**Task directions**
Skip every image and restate the data word for word.

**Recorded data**
__________________________________________________

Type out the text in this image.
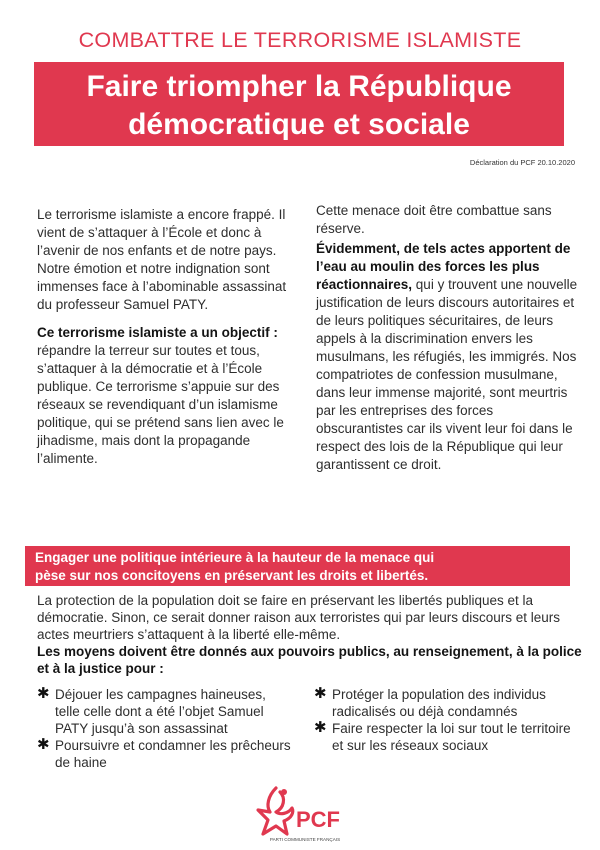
COMBATTRE LE TERRORISME ISLAMISTE
Faire triompher la République
démocratique et sociale
Déclaration du PCF 20.10.2020

Le terrorisme islamiste a encore frappé. Il vient de s’attaquer à l’École et donc à l’avenir de nos enfants et de notre pays. Notre émotion et notre indignation sont immenses face à l’abominable assassinat du professeur Samuel PATY.

Ce terrorisme islamiste a un objectif : répandre la terreur sur toutes et tous, s’attaquer à la démocratie et à l’École publique. Ce terrorisme s’appuie sur des réseaux se revendiquant d’un islamisme politique, qui se prétend sans lien avec le jihadisme, mais dont la propagande l’alimente.

Cette menace doit être combattue sans réserve.

Évidemment, de tels actes apportent de l’eau au moulin des forces les plus réactionnaires, qui y trouvent une nouvelle justification de leurs discours autoritaires et de leurs politiques sécuritaires, de leurs appels à la discrimination envers les musulmans, les réfugiés, les immigrés. Nos compatriotes de confession musulmane, dans leur immense majorité, sont meurtris par les entreprises des forces obscurantistes car ils vivent leur foi dans le respect des lois de la République qui leur garantissent ce droit.

Engager une politique intérieure à la hauteur de la menace qui
pèse sur nos concitoyens en préservant les droits et libertés.

La protection de la population doit se faire en préservant les libertés publiques et la démocratie. Sinon, ce serait donner raison aux terroristes qui par leurs discours et leurs actes meurtriers s’attaquent à la liberté elle-même.

Les moyens doivent être donnés aux pouvoirs publics, au renseignement, à la police et à la justice pour :

✱ Déjouer les campagnes haineuses, telle celle dont a été l’objet Samuel PATY jusqu’à son assassinat
✱ Poursuivre et condamner les prêcheurs de haine
✱ Protéger la population des individus radicalisés ou déjà condamnés
✱ Faire respecter la loi sur tout le territoire et sur les réseaux sociaux
PCF
PARTI COMMUNISTE FRANÇAIS
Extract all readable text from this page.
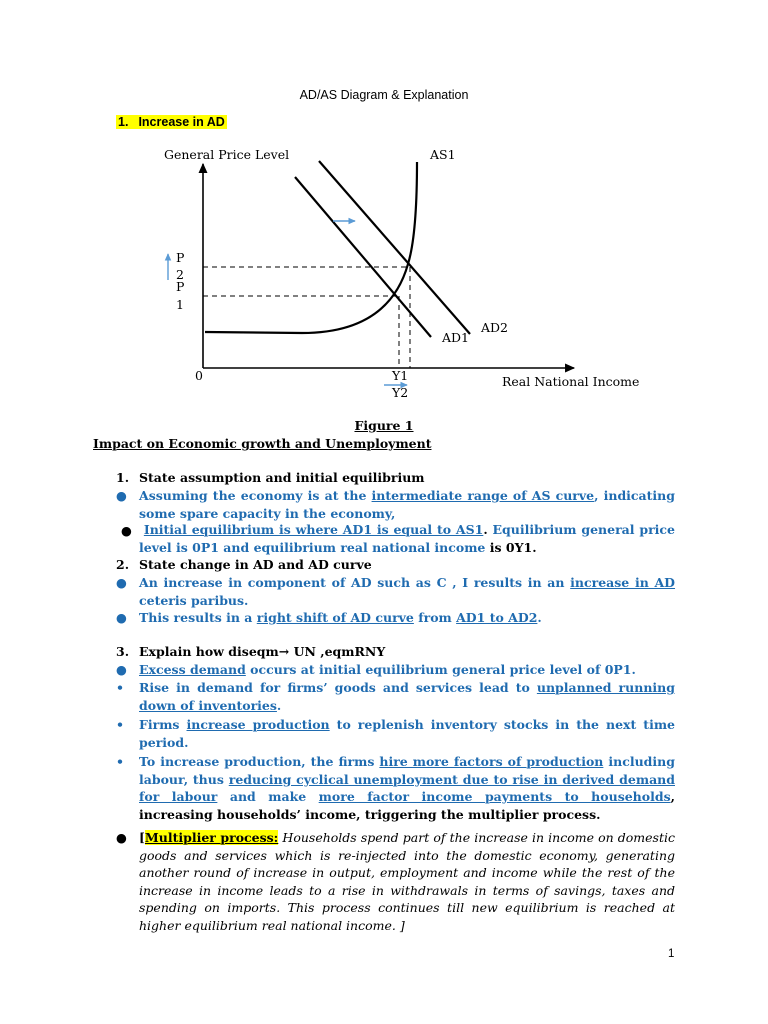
AD/AS Diagram & Explanation
1. Increase in AD
General Price Level	AS1
AD2
AD1
0	Real National Income
P
2
P
1
Y1
Y2
Figure 1
Impact on Economic growth and Unemployment
1. State assumption and initial equilibrium
● Assuming the economy is at the intermediate range of AS curve, indicating some spare capacity in the economy,
● Initial equilibrium is where AD1 is equal to AS1. Equilibrium general price level is 0P1 and equilibrium real national income is 0Y1.
2. State change in AD and AD curve
● An increase in component of AD such as C , I results in an increase in AD ceteris paribus.
● This results in a right shift of AD curve from AD1 to AD2.
3. Explain how diseqm→ UN ,eqmRNY
● Excess demand occurs at initial equilibrium general price level of 0P1.
• Rise in demand for firms’ goods and services lead to unplanned running down of inventories.
• Firms increase production to replenish inventory stocks in the next time period.
• To increase production, the firms hire more factors of production including labour, thus reducing cyclical unemployment due to rise in derived demand for labour and make more factor income payments to households, increasing households’ income, triggering the multiplier process.
● [Multiplier process: Households spend part of the increase in income on domestic goods and services which is re-injected into the domestic economy, generating another round of increase in output, employment and income while the rest of the increase in income leads to a rise in withdrawals in terms of savings, taxes and spending on imports. This process continues till new equilibrium is reached at higher equilibrium real national income. ]
1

__________________________________________________

**Solution for this exercise**
Type out the text in this image.
COMBATTRE LE TERRORISME ISLAMISTE
Faire triompher la République
démocratique et sociale
Déclaration du PCF 20.10.2020

Le terrorisme islamiste a encore frappé. Il vient de s’attaquer à l’École et donc à l’avenir de nos enfants et de notre pays. Notre émotion et notre indignation sont immenses face à l’abominable assassinat du professeur Samuel PATY.

Ce terrorisme islamiste a un objectif : répandre la terreur sur toutes et tous, s’attaquer à la démocratie et à l’École publique. Ce terrorisme s’appuie sur des réseaux se revendiquant d’un islamisme politique, qui se prétend sans lien avec le jihadisme, mais dont la propagande l’alimente.

Cette menace doit être combattue sans réserve.

Évidemment, de tels actes apportent de l’eau au moulin des forces les plus réactionnaires, qui y trouvent une nouvelle justification de leurs discours autoritaires et de leurs politiques sécuritaires, de leurs appels à la discrimination envers les musulmans, les réfugiés, les immigrés. Nos compatriotes de confession musulmane, dans leur immense majorité, sont meurtris par les entreprises des forces obscurantistes car ils vivent leur foi dans le respect des lois de la République qui leur garantissent ce droit.

Engager une politique intérieure à la hauteur de la menace qui
pèse sur nos concitoyens en préservant les droits et libertés.

La protection de la population doit se faire en préservant les libertés publiques et la démocratie. Sinon, ce serait donner raison aux terroristes qui par leurs discours et leurs actes meurtriers s’attaquent à la liberté elle-même.

Les moyens doivent être donnés aux pouvoirs publics, au renseignement, à la police et à la justice pour :

✱ Déjouer les campagnes haineuses, telle celle dont a été l’objet Samuel PATY jusqu’à son assassinat
✱ Poursuivre et condamner les prêcheurs de haine
✱ Protéger la population des individus radicalisés ou déjà condamnés
✱ Faire respecter la loi sur tout le territoire et sur les réseaux sociaux
PCF
PARTI COMMUNISTE FRANÇAIS
Extract all readable text from this page.
AD/AS Diagram & Explanation
1. Increase in AD
General Price Level	AS1
AD2
AD1
0	Real National Income
P
2
P
1
Y1
Y2
Figure 1
Impact on Economic growth and Unemployment
1. State assumption and initial equilibrium
● Assuming the economy is at the intermediate range of AS curve, indicating some spare capacity in the economy,
● Initial equilibrium is where AD1 is equal to AS1. Equilibrium general price level is 0P1 and equilibrium real national income is 0Y1.
2. State change in AD and AD curve
● An increase in component of AD such as C , I results in an increase in AD ceteris paribus.
● This results in a right shift of AD curve from AD1 to AD2.
3. Explain how diseqm→ UN ,eqmRNY
● Excess demand occurs at initial equilibrium general price level of 0P1.
• Rise in demand for firms’ goods and services lead to unplanned running down of inventories.
• Firms increase production to replenish inventory stocks in the next time period.
• To increase production, the firms hire more factors of production including labour, thus reducing cyclical unemployment due to rise in derived demand for labour and make more factor income payments to households, increasing households’ income, triggering the multiplier process.
● [Multiplier process: Households spend part of the increase in income on domestic goods and services which is re-injected into the domestic economy, generating another round of increase in output, employment and income while the rest of the increase in income leads to a rise in withdrawals in terms of savings, taxes and spending on imports. This process continues till new equilibrium is reached at higher equilibrium real national income. ]
1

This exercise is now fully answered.